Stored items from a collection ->
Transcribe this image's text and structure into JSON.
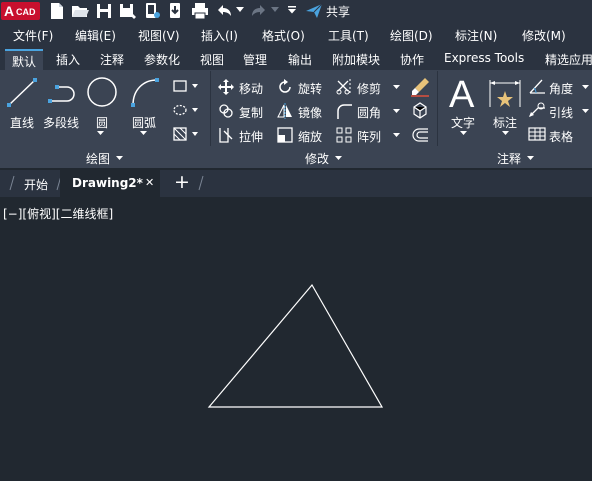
{
  "app": {
    "logo_text": "CAD",
    "logo_letter": "A",
    "share_label": "共享"
  },
  "menu": [
    "文件(F)",
    "编辑(E)",
    "视图(V)",
    "插入(I)",
    "格式(O)",
    "工具(T)",
    "绘图(D)",
    "标注(N)",
    "修改(M)"
  ],
  "ribbon_tabs": [
    "默认",
    "插入",
    "注释",
    "参数化",
    "视图",
    "管理",
    "输出",
    "附加模块",
    "协作",
    "Express Tools",
    "精选应用"
  ],
  "draw_panel": {
    "title": "绘图",
    "tools": {
      "line": "直线",
      "polyline": "多段线",
      "circle": "圆",
      "arc": "圆弧"
    }
  },
  "modify_panel": {
    "title": "修改",
    "tools": {
      "move": "移动",
      "rotate": "旋转",
      "trim": "修剪",
      "copy": "复制",
      "mirror": "镜像",
      "fillet": "圆角",
      "stretch": "拉伸",
      "scale": "缩放",
      "array": "阵列"
    }
  },
  "annotation_panel": {
    "title": "注释",
    "tools": {
      "text": "文字",
      "dimension": "标注",
      "angular": "角度",
      "leader": "引线",
      "table": "表格"
    }
  },
  "doc_tabs": {
    "start": "开始",
    "drawing": "Drawing2*",
    "close": "✕",
    "add": "+"
  },
  "viewport": {
    "label": "[−][俯视][二维线框]"
  },
  "colors": {
    "bg_dark": "#212830",
    "ribbon": "#3b4453",
    "bar": "#2b3340",
    "accent": "#4aa3df",
    "logo_red": "#c8102e"
  }
}
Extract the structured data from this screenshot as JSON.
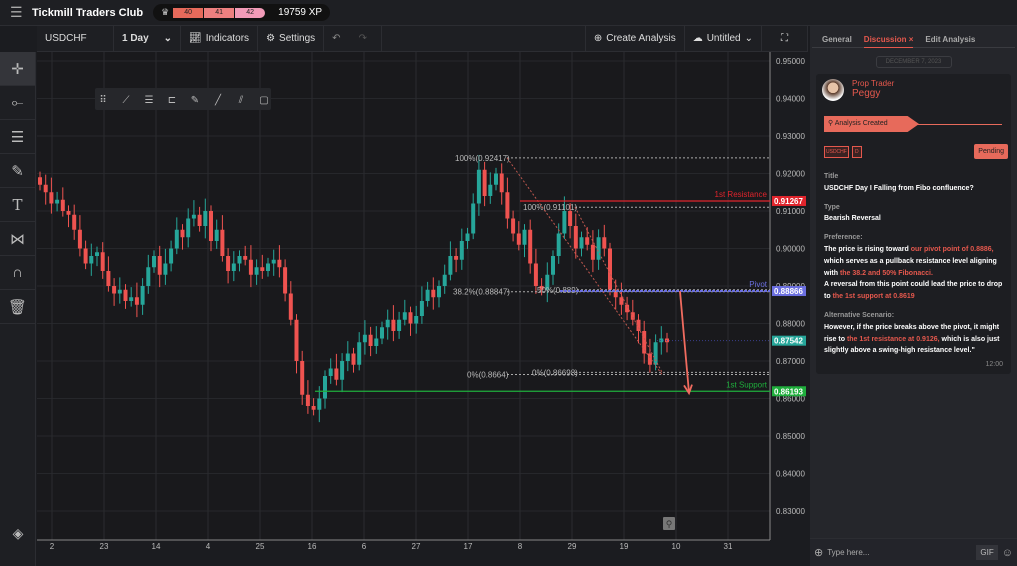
{
  "app": {
    "title": "Tickmill Traders Club",
    "levels": [
      "40",
      "41",
      "42"
    ],
    "xp": "19759 XP"
  },
  "toolbar": {
    "symbol": "USDCHF",
    "interval": "1 Day",
    "indicators": "Indicators",
    "settings": "Settings",
    "create": "Create Analysis",
    "file": "Untitled"
  },
  "left_tools": [
    "crosshair-icon",
    "horizontal-line-icon",
    "multi-line-icon",
    "brush-icon",
    "text-icon",
    "pattern-icon",
    "magnet-icon",
    "trash-icon"
  ],
  "float_tools": [
    "drag-handle-icon",
    "trend-line-icon",
    "parallel-channel-icon",
    "fib-icon",
    "brush-icon",
    "line-icon",
    "ray-icon",
    "rectangle-icon"
  ],
  "colors": {
    "up": "#26a69a",
    "down": "#ef5350",
    "resistance": "#e0242c",
    "pivot": "#6b6fe0",
    "support": "#1fae3c",
    "accent": "#e5584d"
  },
  "chart_data": {
    "type": "candlestick",
    "ylim": [
      0.825,
      0.95
    ],
    "y_ticks": [
      "0.95000",
      "0.94000",
      "0.93000",
      "0.92000",
      "0.91000",
      "0.90000",
      "0.89000",
      "0.88000",
      "0.87000",
      "0.86000",
      "0.85000",
      "0.84000",
      "0.83000"
    ],
    "x_ticks": [
      "2",
      "23",
      "14",
      "4",
      "25",
      "16",
      "6",
      "27",
      "17",
      "8",
      "29",
      "19",
      "10",
      "31"
    ],
    "close": [
      0.917,
      0.915,
      0.912,
      0.913,
      0.91,
      0.909,
      0.905,
      0.9,
      0.896,
      0.898,
      0.899,
      0.894,
      0.89,
      0.888,
      0.889,
      0.886,
      0.887,
      0.885,
      0.89,
      0.895,
      0.898,
      0.893,
      0.896,
      0.9,
      0.905,
      0.903,
      0.908,
      0.909,
      0.906,
      0.91,
      0.902,
      0.905,
      0.898,
      0.894,
      0.896,
      0.898,
      0.897,
      0.893,
      0.895,
      0.894,
      0.896,
      0.897,
      0.895,
      0.888,
      0.881,
      0.87,
      0.861,
      0.858,
      0.857,
      0.86,
      0.866,
      0.868,
      0.865,
      0.87,
      0.872,
      0.869,
      0.875,
      0.877,
      0.874,
      0.876,
      0.879,
      0.881,
      0.878,
      0.881,
      0.883,
      0.88,
      0.882,
      0.886,
      0.889,
      0.887,
      0.89,
      0.893,
      0.898,
      0.897,
      0.902,
      0.904,
      0.912,
      0.921,
      0.914,
      0.917,
      0.92,
      0.915,
      0.908,
      0.904,
      0.901,
      0.905,
      0.896,
      0.89,
      0.889,
      0.893,
      0.898,
      0.904,
      0.91,
      0.906,
      0.9,
      0.903,
      0.901,
      0.897,
      0.903,
      0.9,
      0.889,
      0.887,
      0.885,
      0.883,
      0.881,
      0.878,
      0.872,
      0.869,
      0.875,
      0.876,
      0.875
    ],
    "levels": [
      {
        "label": "1st Resistance",
        "price": 0.91267,
        "tag": "0.91267",
        "color": "#e0242c"
      },
      {
        "label": "Pivot",
        "price": 0.88866,
        "tag": "0.88866",
        "color": "#6b6fe0"
      },
      {
        "label": "1st Support",
        "price": 0.86193,
        "tag": "0.86193",
        "color": "#1fae3c"
      }
    ],
    "current_price": {
      "price": 0.87542,
      "tag": "0.87542"
    },
    "fib_labels": [
      {
        "text": "100%(0.92417)",
        "price": 0.92417
      },
      {
        "text": "38.2%(0.88847)",
        "price": 0.88847
      },
      {
        "text": "0%(0.8664)",
        "price": 0.8664
      },
      {
        "text": "100%(0.91101)",
        "price": 0.91101
      },
      {
        "text": "50%(0.889)",
        "price": 0.889
      },
      {
        "text": "0%(0.86698)",
        "price": 0.86698
      }
    ]
  },
  "panel": {
    "tabs": [
      "General",
      "Discussion",
      "Edit Analysis"
    ],
    "date": "DECEMBER 7, 2023",
    "role": "Prop Trader",
    "name": "Peggy",
    "status_event": "Analysis Created",
    "tags": [
      "USDCHF",
      "D"
    ],
    "status": "Pending",
    "title_label": "Title",
    "title": "USDCHF Day I Falling from Fibo confluence?",
    "type_label": "Type",
    "type": "Bearish Reversal",
    "pref_label": "Preference:",
    "pref": [
      "The price is rising toward ",
      "our pivot point of 0.8886,",
      " which serves as a pullback resistance level aligning with ",
      "the 38.2 and 50% Fibonacci.",
      "A reversal from this point could lead the price to drop to ",
      "the 1st support at 0.8619"
    ],
    "alt_label": "Alternative Scenario:",
    "alt": [
      "However, if the price breaks above the pivot, it might rise to ",
      "the 1st resistance at 0.9126,",
      " which is also just slightly above a swing-high resistance level.\""
    ],
    "time": "12:00",
    "placeholder": "Type here...",
    "gif": "GIF"
  }
}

Exercise prompt -> From the material above, copy everything exactly but the pictures.

Exercise response ->
Transcribe this image's text and structure into JSON.
{
  "app": {
    "logo_text": "CAD",
    "logo_letter": "A",
    "share_label": "共享"
  },
  "menu": [
    "文件(F)",
    "编辑(E)",
    "视图(V)",
    "插入(I)",
    "格式(O)",
    "工具(T)",
    "绘图(D)",
    "标注(N)",
    "修改(M)"
  ],
  "ribbon_tabs": [
    "默认",
    "插入",
    "注释",
    "参数化",
    "视图",
    "管理",
    "输出",
    "附加模块",
    "协作",
    "Express Tools",
    "精选应用"
  ],
  "draw_panel": {
    "title": "绘图",
    "tools": {
      "line": "直线",
      "polyline": "多段线",
      "circle": "圆",
      "arc": "圆弧"
    }
  },
  "modify_panel": {
    "title": "修改",
    "tools": {
      "move": "移动",
      "rotate": "旋转",
      "trim": "修剪",
      "copy": "复制",
      "mirror": "镜像",
      "fillet": "圆角",
      "stretch": "拉伸",
      "scale": "缩放",
      "array": "阵列"
    }
  },
  "annotation_panel": {
    "title": "注释",
    "tools": {
      "text": "文字",
      "dimension": "标注",
      "angular": "角度",
      "leader": "引线",
      "table": "表格"
    }
  },
  "doc_tabs": {
    "start": "开始",
    "drawing": "Drawing2*",
    "close": "✕",
    "add": "+"
  },
  "viewport": {
    "label": "[−][俯视][二维线框]"
  },
  "colors": {
    "bg_dark": "#212830",
    "ribbon": "#3b4453",
    "bar": "#2b3340",
    "accent": "#4aa3df",
    "logo_red": "#c8102e"
  }
}
Extract the structured data from this screenshot as JSON.
{
  "app": {
    "title": "Tickmill Traders Club",
    "levels": [
      "40",
      "41",
      "42"
    ],
    "xp": "19759 XP"
  },
  "toolbar": {
    "symbol": "USDCHF",
    "interval": "1 Day",
    "indicators": "Indicators",
    "settings": "Settings",
    "create": "Create Analysis",
    "file": "Untitled"
  },
  "left_tools": [
    "crosshair-icon",
    "horizontal-line-icon",
    "multi-line-icon",
    "brush-icon",
    "text-icon",
    "pattern-icon",
    "magnet-icon",
    "trash-icon"
  ],
  "float_tools": [
    "drag-handle-icon",
    "trend-line-icon",
    "parallel-channel-icon",
    "fib-icon",
    "brush-icon",
    "line-icon",
    "ray-icon",
    "rectangle-icon"
  ],
  "colors": {
    "up": "#26a69a",
    "down": "#ef5350",
    "resistance": "#e0242c",
    "pivot": "#6b6fe0",
    "support": "#1fae3c",
    "accent": "#e5584d"
  },
  "chart_data": {
    "type": "candlestick",
    "ylim": [
      0.825,
      0.95
    ],
    "y_ticks": [
      "0.95000",
      "0.94000",
      "0.93000",
      "0.92000",
      "0.91000",
      "0.90000",
      "0.89000",
      "0.88000",
      "0.87000",
      "0.86000",
      "0.85000",
      "0.84000",
      "0.83000"
    ],
    "x_ticks": [
      "2",
      "23",
      "14",
      "4",
      "25",
      "16",
      "6",
      "27",
      "17",
      "8",
      "29",
      "19",
      "10",
      "31"
    ],
    "close": [
      0.917,
      0.915,
      0.912,
      0.913,
      0.91,
      0.909,
      0.905,
      0.9,
      0.896,
      0.898,
      0.899,
      0.894,
      0.89,
      0.888,
      0.889,
      0.886,
      0.887,
      0.885,
      0.89,
      0.895,
      0.898,
      0.893,
      0.896,
      0.9,
      0.905,
      0.903,
      0.908,
      0.909,
      0.906,
      0.91,
      0.902,
      0.905,
      0.898,
      0.894,
      0.896,
      0.898,
      0.897,
      0.893,
      0.895,
      0.894,
      0.896,
      0.897,
      0.895,
      0.888,
      0.881,
      0.87,
      0.861,
      0.858,
      0.857,
      0.86,
      0.866,
      0.868,
      0.865,
      0.87,
      0.872,
      0.869,
      0.875,
      0.877,
      0.874,
      0.876,
      0.879,
      0.881,
      0.878,
      0.881,
      0.883,
      0.88,
      0.882,
      0.886,
      0.889,
      0.887,
      0.89,
      0.893,
      0.898,
      0.897,
      0.902,
      0.904,
      0.912,
      0.921,
      0.914,
      0.917,
      0.92,
      0.915,
      0.908,
      0.904,
      0.901,
      0.905,
      0.896,
      0.89,
      0.889,
      0.893,
      0.898,
      0.904,
      0.91,
      0.906,
      0.9,
      0.903,
      0.901,
      0.897,
      0.903,
      0.9,
      0.889,
      0.887,
      0.885,
      0.883,
      0.881,
      0.878,
      0.872,
      0.869,
      0.875,
      0.876,
      0.875
    ],
    "levels": [
      {
        "label": "1st Resistance",
        "price": 0.91267,
        "tag": "0.91267",
        "color": "#e0242c"
      },
      {
        "label": "Pivot",
        "price": 0.88866,
        "tag": "0.88866",
        "color": "#6b6fe0"
      },
      {
        "label": "1st Support",
        "price": 0.86193,
        "tag": "0.86193",
        "color": "#1fae3c"
      }
    ],
    "current_price": {
      "price": 0.87542,
      "tag": "0.87542"
    },
    "fib_labels": [
      {
        "text": "100%(0.92417)",
        "price": 0.92417
      },
      {
        "text": "38.2%(0.88847)",
        "price": 0.88847
      },
      {
        "text": "0%(0.8664)",
        "price": 0.8664
      },
      {
        "text": "100%(0.91101)",
        "price": 0.91101
      },
      {
        "text": "50%(0.889)",
        "price": 0.889
      },
      {
        "text": "0%(0.86698)",
        "price": 0.86698
      }
    ]
  },
  "panel": {
    "tabs": [
      "General",
      "Discussion",
      "Edit Analysis"
    ],
    "date": "DECEMBER 7, 2023",
    "role": "Prop Trader",
    "name": "Peggy",
    "status_event": "Analysis Created",
    "tags": [
      "USDCHF",
      "D"
    ],
    "status": "Pending",
    "title_label": "Title",
    "title": "USDCHF Day I Falling from Fibo confluence?",
    "type_label": "Type",
    "type": "Bearish Reversal",
    "pref_label": "Preference:",
    "pref": [
      "The price is rising toward ",
      "our pivot point of 0.8886,",
      " which serves as a pullback resistance level aligning with ",
      "the 38.2 and 50% Fibonacci.",
      "A reversal from this point could lead the price to drop to ",
      "the 1st support at 0.8619"
    ],
    "alt_label": "Alternative Scenario:",
    "alt": [
      "However, if the price breaks above the pivot, it might rise to ",
      "the 1st resistance at 0.9126,",
      " which is also just slightly above a swing-high resistance level.\""
    ],
    "time": "12:00",
    "placeholder": "Type here...",
    "gif": "GIF"
  }
}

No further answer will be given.